**EXTRACT TO READ**

Building the shortcut
- Open Shortcuts (comes pre-installed on macOS Monterey and later).
- Click the + button to create a new shortcut.
- Add these actions in order:
- Select Photos (set to "Select Multiple")
- Make GIF (set seconds per photo — try 0.5)
- Save File (choose Desktop or a specific folder)
- Name it "Images to GIF" and add it to your menu bar.
Using the shortcut
- Click the shortcut from the menu bar, select your photos, and the GIF saves automatically.
- You can also trigger it from Finder: right-click selected images → Quick Actions → Images to GIF.
Advanced: Add to Finder right-click menu
- In the shortcut settings, enable Use as Quick Action and check Finder.
- Now select images in Finder → right-click → Quick Actions → Images to GIF.
Pro tip: Chain Shortcuts with other actions. Add a "Resize Image" step before "Make GIF" to scale images down automatically. Or add "Copy to Clipboard" at the end so the GIF is ready to paste into Slack or Messages.

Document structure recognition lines
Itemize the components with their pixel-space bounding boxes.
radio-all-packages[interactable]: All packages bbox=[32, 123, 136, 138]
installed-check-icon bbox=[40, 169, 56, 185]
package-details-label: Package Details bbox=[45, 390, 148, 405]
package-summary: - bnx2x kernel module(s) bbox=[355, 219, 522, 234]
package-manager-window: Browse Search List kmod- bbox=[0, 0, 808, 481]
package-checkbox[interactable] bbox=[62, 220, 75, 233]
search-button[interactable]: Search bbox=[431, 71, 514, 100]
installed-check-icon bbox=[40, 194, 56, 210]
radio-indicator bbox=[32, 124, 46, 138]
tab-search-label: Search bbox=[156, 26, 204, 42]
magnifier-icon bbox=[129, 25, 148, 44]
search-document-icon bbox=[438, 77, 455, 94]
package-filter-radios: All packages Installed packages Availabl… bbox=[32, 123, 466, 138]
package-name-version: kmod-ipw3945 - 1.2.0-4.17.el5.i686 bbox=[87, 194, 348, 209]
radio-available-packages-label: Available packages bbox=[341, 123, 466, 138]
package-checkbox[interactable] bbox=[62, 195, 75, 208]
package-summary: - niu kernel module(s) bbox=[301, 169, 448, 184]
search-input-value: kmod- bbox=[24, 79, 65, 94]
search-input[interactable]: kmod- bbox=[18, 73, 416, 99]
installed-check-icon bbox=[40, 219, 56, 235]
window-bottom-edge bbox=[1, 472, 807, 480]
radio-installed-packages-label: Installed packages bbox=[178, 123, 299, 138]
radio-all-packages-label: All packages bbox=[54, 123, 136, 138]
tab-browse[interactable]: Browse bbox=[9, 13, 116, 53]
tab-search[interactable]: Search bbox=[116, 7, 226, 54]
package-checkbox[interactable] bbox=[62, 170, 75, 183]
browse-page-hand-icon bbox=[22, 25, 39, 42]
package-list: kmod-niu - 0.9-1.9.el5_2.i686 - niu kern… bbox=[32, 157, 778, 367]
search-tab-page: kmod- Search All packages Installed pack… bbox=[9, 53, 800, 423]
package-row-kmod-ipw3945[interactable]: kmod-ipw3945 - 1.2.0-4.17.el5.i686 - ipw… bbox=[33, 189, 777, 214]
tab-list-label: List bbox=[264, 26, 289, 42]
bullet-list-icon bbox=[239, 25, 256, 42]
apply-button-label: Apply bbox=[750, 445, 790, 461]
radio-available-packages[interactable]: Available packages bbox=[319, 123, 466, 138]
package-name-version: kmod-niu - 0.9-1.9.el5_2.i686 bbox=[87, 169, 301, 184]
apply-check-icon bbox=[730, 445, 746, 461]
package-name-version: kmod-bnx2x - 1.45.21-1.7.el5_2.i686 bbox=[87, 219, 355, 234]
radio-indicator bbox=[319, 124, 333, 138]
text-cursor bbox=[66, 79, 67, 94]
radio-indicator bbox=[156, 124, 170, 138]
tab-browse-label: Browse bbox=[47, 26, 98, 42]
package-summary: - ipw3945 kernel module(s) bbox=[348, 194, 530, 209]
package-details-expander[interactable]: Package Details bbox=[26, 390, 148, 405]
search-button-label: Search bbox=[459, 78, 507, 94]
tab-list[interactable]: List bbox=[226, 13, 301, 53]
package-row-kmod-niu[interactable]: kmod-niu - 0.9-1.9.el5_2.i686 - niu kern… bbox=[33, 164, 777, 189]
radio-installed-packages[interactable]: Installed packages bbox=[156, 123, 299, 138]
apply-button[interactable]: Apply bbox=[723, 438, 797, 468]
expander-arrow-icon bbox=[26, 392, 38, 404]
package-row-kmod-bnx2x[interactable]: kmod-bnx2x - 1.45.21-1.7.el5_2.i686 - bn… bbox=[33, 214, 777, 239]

**WHAT NEEDS TO BE DONE**
In the text about creating a GIF shortcut, which actions does the step "Add these actions in order:" list? Give them in sequence. These lines have no connection to the text about creating a GIF shortcut.

**EXERCISE OUTPUT**
Select Photos, Make GIF, Save File